Restate, word for word, the run of lines that starts at the line containing "Extract the structured" and ends with the final line of the listing. Leave pictures out.

================

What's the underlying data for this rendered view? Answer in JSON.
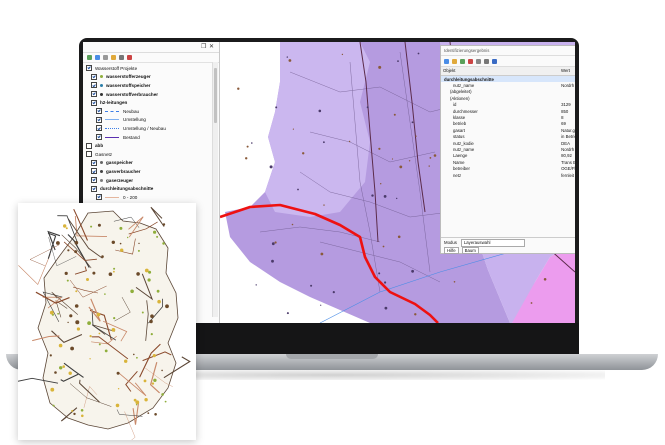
{
  "colors": {
    "map_purple": "#b59be0",
    "map_lavender": "#c9b5ee",
    "map_magenta": "#e793e8",
    "route_red": "#ee1111",
    "selection_blue": "#d7e6fb"
  },
  "layer_panel": {
    "title_icons": [
      "float-icon",
      "close-icon"
    ],
    "root_group": "Wasserstoff Projekte",
    "items": [
      {
        "label": "wasserstofferzeuger",
        "bold": true,
        "checked": true,
        "dot": "#8fae3b",
        "indent": 1
      },
      {
        "label": "wasserstoffspeicher",
        "bold": true,
        "checked": true,
        "dot": "#2a7ea8",
        "indent": 1
      },
      {
        "label": "wasserstoffverbraucher",
        "bold": true,
        "checked": true,
        "dot": "#333333",
        "indent": 1
      },
      {
        "label": "h2-leitungen",
        "bold": true,
        "checked": true,
        "dot": "",
        "indent": 1
      },
      {
        "label": "Neubau",
        "bold": false,
        "checked": true,
        "line": "#3d7ee6",
        "dash": "dashed",
        "indent": 2
      },
      {
        "label": "Umstellung",
        "bold": false,
        "checked": true,
        "line": "#7fb0f0",
        "dash": "solid",
        "indent": 2
      },
      {
        "label": "Umstellung / Neubau",
        "bold": false,
        "checked": true,
        "line": "#3d7ee6",
        "dash": "dotted",
        "indent": 2
      },
      {
        "label": "Bestand",
        "bold": false,
        "checked": true,
        "line": "#5a2fb0",
        "dash": "solid",
        "indent": 2
      },
      {
        "label": "abb",
        "bold": true,
        "checked": false,
        "dot": "",
        "indent": 0
      },
      {
        "label": "Gasnetz",
        "bold": false,
        "checked": false,
        "dot": "",
        "indent": 0
      },
      {
        "label": "gasspeicher",
        "bold": true,
        "checked": true,
        "dot": "#666666",
        "indent": 1
      },
      {
        "label": "gasverbraucher",
        "bold": true,
        "checked": true,
        "dot": "#444444",
        "indent": 1
      },
      {
        "label": "gaserzeuger",
        "bold": true,
        "checked": true,
        "dot": "#7c7c7c",
        "indent": 1
      },
      {
        "label": "durchleitungsabschnitte",
        "bold": true,
        "checked": true,
        "dot": "",
        "indent": 1
      },
      {
        "label": "0 - 200",
        "bold": false,
        "checked": true,
        "line": "#e6b7a0",
        "dash": "solid",
        "indent": 2
      },
      {
        "label": "200 - 400",
        "bold": false,
        "checked": true,
        "line": "#c98a6b",
        "dash": "solid",
        "indent": 2
      },
      {
        "label": "400 - 600",
        "bold": false,
        "checked": true,
        "line": "#8a4a2c",
        "dash": "solid",
        "indent": 2
      }
    ]
  },
  "identify_panel": {
    "title": "Identifizierungsergebnis",
    "col_object": "Objekt",
    "col_value": "Wert",
    "selected_layer": "durchleitungsabschnitte",
    "rows": [
      {
        "k": "nutz_name",
        "v": "Nordrh"
      },
      {
        "k": "(abgeleitet)",
        "v": ""
      },
      {
        "k": "(Aktionen)",
        "v": ""
      },
      {
        "k": "id",
        "v": "3129"
      },
      {
        "k": "durchmesser",
        "v": "850"
      },
      {
        "k": "klasse",
        "v": "8"
      },
      {
        "k": "betrieb",
        "v": "69"
      },
      {
        "k": "gasart",
        "v": "Natur.g"
      },
      {
        "k": "status",
        "v": "in Betrie"
      },
      {
        "k": "nutz_kodie",
        "v": "DEA"
      },
      {
        "k": "nutz_name",
        "v": "Nordrh"
      },
      {
        "k": "Laenge",
        "v": "80,92"
      },
      {
        "k": "Name",
        "v": "Trans E"
      },
      {
        "k": "betreiber",
        "v": "OGE/Fl"
      },
      {
        "k": "netz",
        "v": "fernleit"
      }
    ],
    "mode_label": "Modus",
    "mode_value": "Layerauswahl",
    "help_button": "Hilfe",
    "view_label": "Baum"
  }
}
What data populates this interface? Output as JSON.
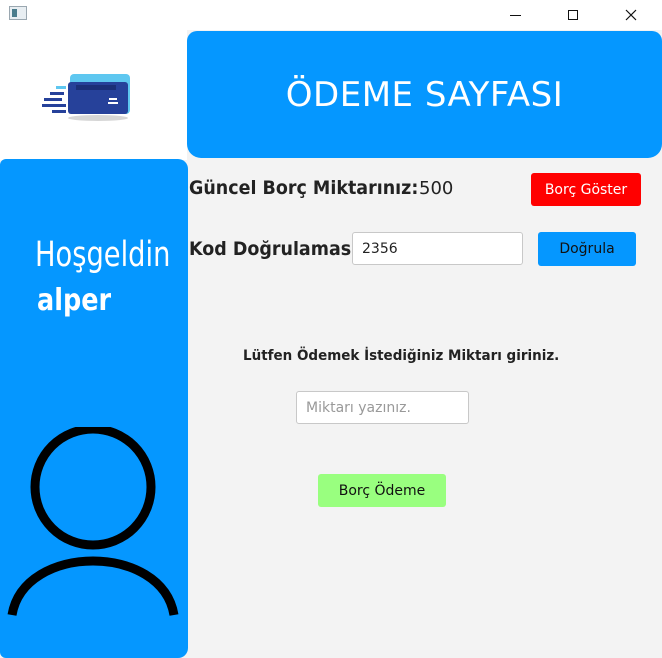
{
  "window": {
    "icon": "app-window-icon",
    "controls": [
      "minimize-icon",
      "maximize-icon",
      "close-icon"
    ]
  },
  "logo": {
    "icon": "credit-card-icon"
  },
  "header": {
    "title": "ÖDEME SAYFASI"
  },
  "sidebar": {
    "welcome": "Hoşgeldin",
    "username": "alper",
    "avatar_icon": "user-icon"
  },
  "debt": {
    "label": "Güncel Borç Miktarınız:",
    "value": "500",
    "show_button": "Borç Göster"
  },
  "verification": {
    "label": "Kod Doğrulaması:",
    "code_value": "2356",
    "verify_button": "Doğrula"
  },
  "payment": {
    "instruction": "Lütfen Ödemek İstediğiniz Miktarı giriniz.",
    "amount_placeholder": "Miktarı yazınız.",
    "pay_button": "Borç Ödeme"
  },
  "colors": {
    "primary": "#0597ff",
    "danger": "#ff0000",
    "success": "#99ff7f"
  }
}
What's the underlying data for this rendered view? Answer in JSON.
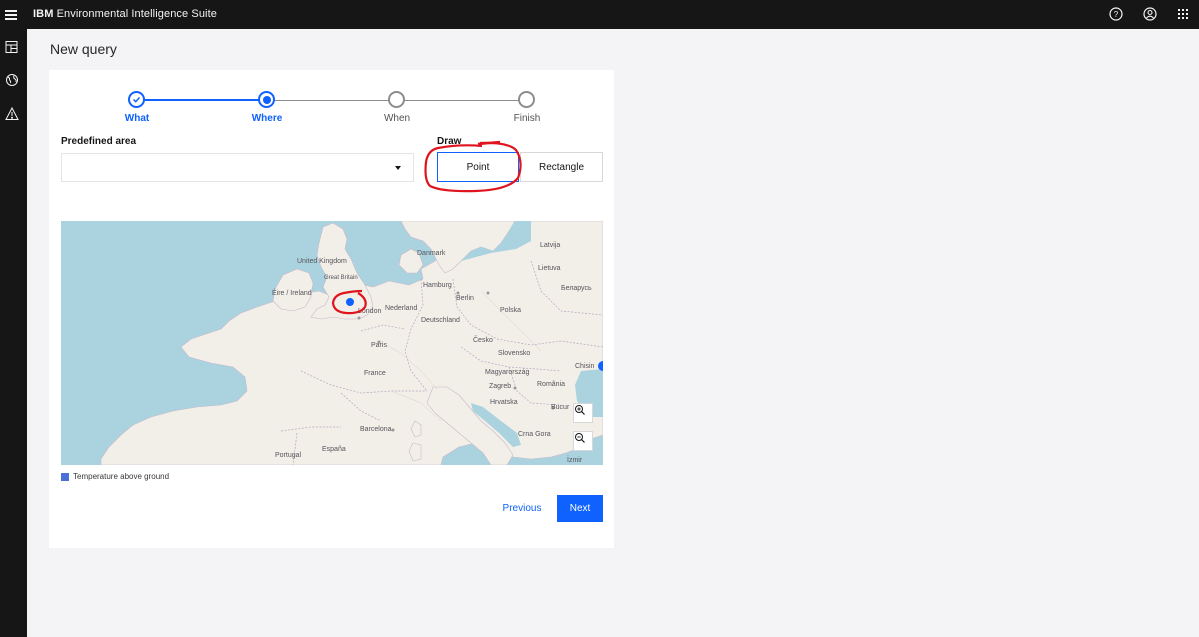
{
  "header": {
    "brand": "IBM",
    "product": "Environmental Intelligence Suite",
    "icons": [
      "menu-icon",
      "help-icon",
      "user-icon",
      "app-switcher-icon"
    ]
  },
  "siderail": {
    "icons": [
      "dashboard-icon",
      "globe-icon",
      "alert-icon"
    ]
  },
  "page": {
    "title": "New query"
  },
  "steps": [
    {
      "label": "What",
      "state": "complete"
    },
    {
      "label": "Where",
      "state": "current"
    },
    {
      "label": "When",
      "state": "incomplete"
    },
    {
      "label": "Finish",
      "state": "incomplete"
    }
  ],
  "predefined_area": {
    "label": "Predefined area",
    "value": ""
  },
  "draw": {
    "label": "Draw",
    "point_label": "Point",
    "rectangle_label": "Rectangle",
    "selected": "Point"
  },
  "map": {
    "labels": {
      "united_kingdom": "United Kingdom",
      "great_britain": "Great Britain",
      "eire": "Éire / Ireland",
      "london": "London",
      "danmark": "Danmark",
      "latvija": "Latvija",
      "lietuva": "Lietuva",
      "hamburg": "Hamburg",
      "berlin": "Berlin",
      "belarus": "Беларусь",
      "nederland": "Nederland",
      "polska": "Polska",
      "deutschland": "Deutschland",
      "cesko": "Česko",
      "paris": "Paris",
      "slovensko": "Slovensko",
      "france": "France",
      "magyarorszag": "Magyarország",
      "zagreb": "Zagreb",
      "romania": "România",
      "hrvatska": "Hrvatska",
      "bucur": "Bucur",
      "barcelona": "Barcelona",
      "espana": "España",
      "portugal": "Portugal",
      "crnagora": "Crna Gora",
      "chisin": "Chisin",
      "izmir": "İzmir"
    }
  },
  "legend": {
    "label": "Temperature above ground",
    "color": "#4a6fd6"
  },
  "actions": {
    "previous": "Previous",
    "next": "Next"
  },
  "colors": {
    "accent": "#0f62fe",
    "annotation": "#e0141e",
    "water": "#aad3df",
    "land": "#f2efe9"
  }
}
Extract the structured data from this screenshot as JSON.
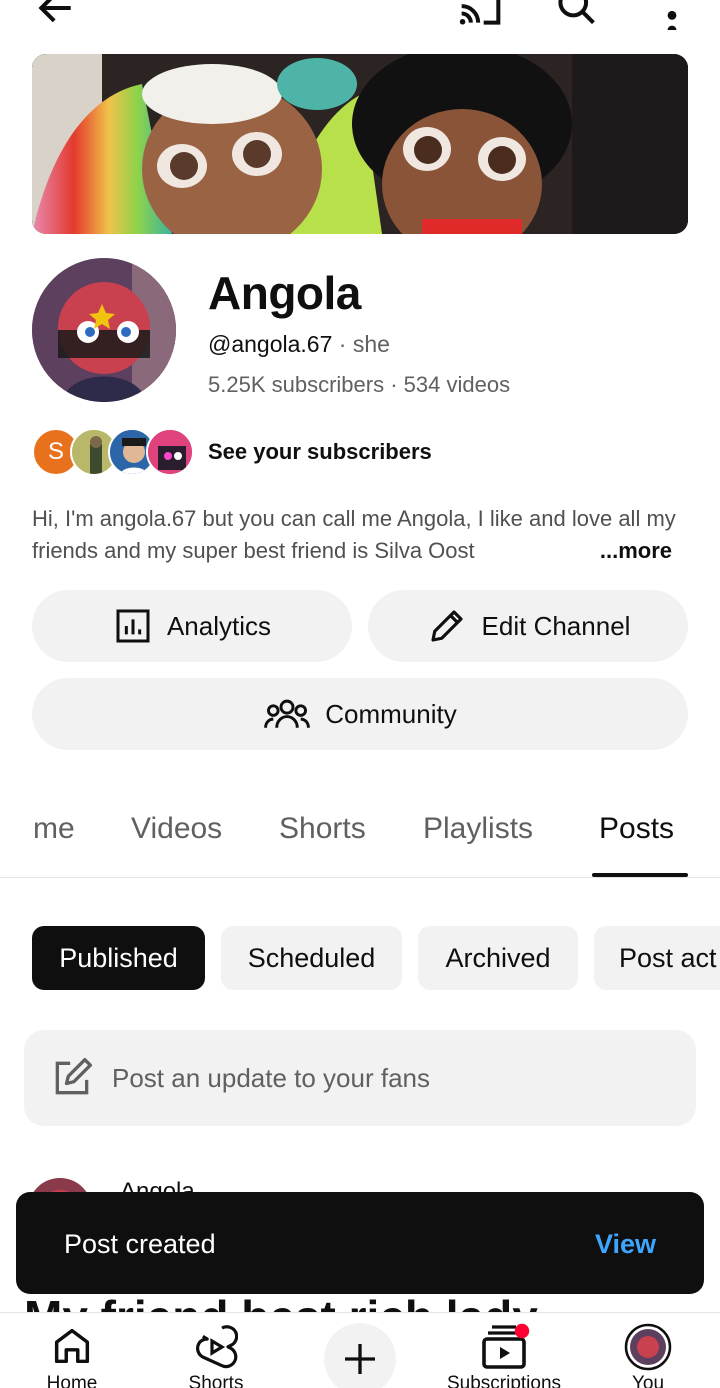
{
  "topbar": {
    "back_icon": "arrow-left-icon",
    "cast_icon": "cast-icon",
    "search_icon": "search-icon",
    "more_icon": "more-vert-icon"
  },
  "channel": {
    "name": "Angola",
    "handle": "@angola.67",
    "pronoun": "she",
    "subscribers": "5.25K subscribers",
    "videos": "534 videos",
    "subs_link": "See your subscribers",
    "sub_initial": "S",
    "description": "Hi, I'm angola.67 but you can call me Angola, I like and love all my friends and my super best friend is Silva Oost",
    "more": "...more"
  },
  "actions": {
    "analytics": "Analytics",
    "edit": "Edit Channel",
    "community": "Community"
  },
  "tabs": [
    {
      "label": "me"
    },
    {
      "label": "Videos"
    },
    {
      "label": "Shorts"
    },
    {
      "label": "Playlists"
    },
    {
      "label": "Posts"
    }
  ],
  "active_tab": "Posts",
  "chips": [
    {
      "label": "Published"
    },
    {
      "label": "Scheduled"
    },
    {
      "label": "Archived"
    },
    {
      "label": "Post act"
    }
  ],
  "post_box": {
    "placeholder": "Post an update to your fans"
  },
  "feed_peek": {
    "author": "Angola",
    "text": "My friend best rich lady"
  },
  "toast": {
    "message": "Post created",
    "action": "View"
  },
  "nav": [
    {
      "label": "Home"
    },
    {
      "label": "Shorts"
    },
    {
      "label": "Subscriptions"
    },
    {
      "label": "You"
    }
  ],
  "colors": {
    "accent_link": "#3ea6ff",
    "notification_dot": "#ff0033",
    "chip_active": "#0f0f0f"
  }
}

================

Written solution:
Extract the structured data from this screenshot as JSON.
{
  "topbar": {
    "back_icon": "arrow-left-icon",
    "cast_icon": "cast-icon",
    "search_icon": "search-icon",
    "more_icon": "more-vert-icon"
  },
  "channel": {
    "name": "Angola",
    "handle": "@angola.67",
    "pronoun": "she",
    "subscribers": "5.25K subscribers",
    "videos": "534 videos",
    "subs_link": "See your subscribers",
    "sub_initial": "S",
    "description": "Hi, I'm angola.67 but you can call me Angola, I like and love all my friends and my super best friend is Silva Oost",
    "more": "...more"
  },
  "actions": {
    "analytics": "Analytics",
    "edit": "Edit Channel",
    "community": "Community"
  },
  "tabs": [
    {
      "label": "me"
    },
    {
      "label": "Videos"
    },
    {
      "label": "Shorts"
    },
    {
      "label": "Playlists"
    },
    {
      "label": "Posts"
    }
  ],
  "active_tab": "Posts",
  "chips": [
    {
      "label": "Published"
    },
    {
      "label": "Scheduled"
    },
    {
      "label": "Archived"
    },
    {
      "label": "Post act"
    }
  ],
  "post_box": {
    "placeholder": "Post an update to your fans"
  },
  "feed_peek": {
    "author": "Angola",
    "text": "My friend best rich lady"
  },
  "toast": {
    "message": "Post created",
    "action": "View"
  },
  "nav": [
    {
      "label": "Home"
    },
    {
      "label": "Shorts"
    },
    {
      "label": "Subscriptions"
    },
    {
      "label": "You"
    }
  ],
  "colors": {
    "accent_link": "#3ea6ff",
    "notification_dot": "#ff0033",
    "chip_active": "#0f0f0f"
  }
}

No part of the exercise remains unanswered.